Data listing.
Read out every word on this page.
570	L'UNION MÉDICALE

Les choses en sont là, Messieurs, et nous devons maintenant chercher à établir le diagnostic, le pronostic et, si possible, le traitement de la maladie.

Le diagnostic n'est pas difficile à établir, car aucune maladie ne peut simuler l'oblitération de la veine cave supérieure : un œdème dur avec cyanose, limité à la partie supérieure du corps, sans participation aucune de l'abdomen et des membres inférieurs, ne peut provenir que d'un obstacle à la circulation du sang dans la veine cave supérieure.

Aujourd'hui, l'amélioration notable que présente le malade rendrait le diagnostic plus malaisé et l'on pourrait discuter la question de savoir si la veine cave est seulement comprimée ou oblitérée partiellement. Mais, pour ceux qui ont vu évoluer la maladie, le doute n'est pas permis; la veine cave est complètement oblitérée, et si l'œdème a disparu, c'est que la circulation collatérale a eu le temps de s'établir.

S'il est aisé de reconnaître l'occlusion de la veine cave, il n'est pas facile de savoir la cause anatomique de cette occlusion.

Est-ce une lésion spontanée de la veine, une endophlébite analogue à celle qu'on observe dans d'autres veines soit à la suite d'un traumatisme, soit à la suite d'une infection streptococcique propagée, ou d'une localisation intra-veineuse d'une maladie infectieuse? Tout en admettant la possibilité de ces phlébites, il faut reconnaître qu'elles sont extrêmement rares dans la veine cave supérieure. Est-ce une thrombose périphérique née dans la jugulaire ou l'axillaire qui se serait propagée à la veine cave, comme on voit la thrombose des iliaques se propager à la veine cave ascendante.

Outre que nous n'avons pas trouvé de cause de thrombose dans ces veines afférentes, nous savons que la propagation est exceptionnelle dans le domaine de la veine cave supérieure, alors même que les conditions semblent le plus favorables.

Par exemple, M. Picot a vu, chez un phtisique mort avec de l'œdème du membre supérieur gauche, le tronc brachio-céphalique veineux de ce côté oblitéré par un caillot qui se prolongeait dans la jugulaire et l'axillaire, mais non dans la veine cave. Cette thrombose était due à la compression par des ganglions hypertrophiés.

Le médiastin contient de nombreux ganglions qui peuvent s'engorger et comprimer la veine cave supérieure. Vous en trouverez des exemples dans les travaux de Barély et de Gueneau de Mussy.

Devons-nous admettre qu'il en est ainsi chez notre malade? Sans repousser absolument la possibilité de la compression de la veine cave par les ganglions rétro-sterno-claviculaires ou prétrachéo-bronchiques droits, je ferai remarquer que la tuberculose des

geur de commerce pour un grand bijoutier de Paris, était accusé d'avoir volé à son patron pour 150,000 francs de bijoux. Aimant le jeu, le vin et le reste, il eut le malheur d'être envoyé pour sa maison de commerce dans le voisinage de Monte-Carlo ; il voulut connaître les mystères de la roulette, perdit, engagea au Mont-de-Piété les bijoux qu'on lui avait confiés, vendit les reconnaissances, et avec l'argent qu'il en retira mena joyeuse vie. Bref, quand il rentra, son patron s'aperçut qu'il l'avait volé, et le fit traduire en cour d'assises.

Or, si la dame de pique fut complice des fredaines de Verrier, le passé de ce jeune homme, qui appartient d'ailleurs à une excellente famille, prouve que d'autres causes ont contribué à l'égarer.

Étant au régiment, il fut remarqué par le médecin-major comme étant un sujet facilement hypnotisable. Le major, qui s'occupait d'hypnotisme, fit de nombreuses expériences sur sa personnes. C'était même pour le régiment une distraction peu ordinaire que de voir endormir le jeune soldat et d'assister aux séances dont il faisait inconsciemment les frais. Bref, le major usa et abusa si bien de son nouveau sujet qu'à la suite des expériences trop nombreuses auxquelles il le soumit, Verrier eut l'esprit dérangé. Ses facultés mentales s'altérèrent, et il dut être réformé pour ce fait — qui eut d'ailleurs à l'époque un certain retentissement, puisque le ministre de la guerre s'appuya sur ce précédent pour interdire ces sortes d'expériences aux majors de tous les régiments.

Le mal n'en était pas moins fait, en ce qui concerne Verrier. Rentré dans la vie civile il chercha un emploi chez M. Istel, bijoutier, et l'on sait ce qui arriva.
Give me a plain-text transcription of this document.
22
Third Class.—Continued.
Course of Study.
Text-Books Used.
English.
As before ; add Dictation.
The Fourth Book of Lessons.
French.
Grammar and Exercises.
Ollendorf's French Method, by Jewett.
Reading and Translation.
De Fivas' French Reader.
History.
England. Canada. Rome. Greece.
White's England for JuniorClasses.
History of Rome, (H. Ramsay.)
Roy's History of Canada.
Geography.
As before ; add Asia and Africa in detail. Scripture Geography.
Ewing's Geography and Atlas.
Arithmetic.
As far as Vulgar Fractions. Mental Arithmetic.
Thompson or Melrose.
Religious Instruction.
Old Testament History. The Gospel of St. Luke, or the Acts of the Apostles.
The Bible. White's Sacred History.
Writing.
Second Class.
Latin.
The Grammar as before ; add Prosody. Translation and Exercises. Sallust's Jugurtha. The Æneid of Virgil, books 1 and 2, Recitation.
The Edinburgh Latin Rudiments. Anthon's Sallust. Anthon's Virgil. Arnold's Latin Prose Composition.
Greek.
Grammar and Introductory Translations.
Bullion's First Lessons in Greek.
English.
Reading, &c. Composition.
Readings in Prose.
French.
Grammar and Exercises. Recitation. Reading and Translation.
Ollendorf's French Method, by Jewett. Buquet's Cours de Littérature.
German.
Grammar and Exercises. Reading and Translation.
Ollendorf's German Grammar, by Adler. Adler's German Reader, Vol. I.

Stated goal.
Count the lines in the records above that hold the word "Prose", and give only that number.

Correct result.
2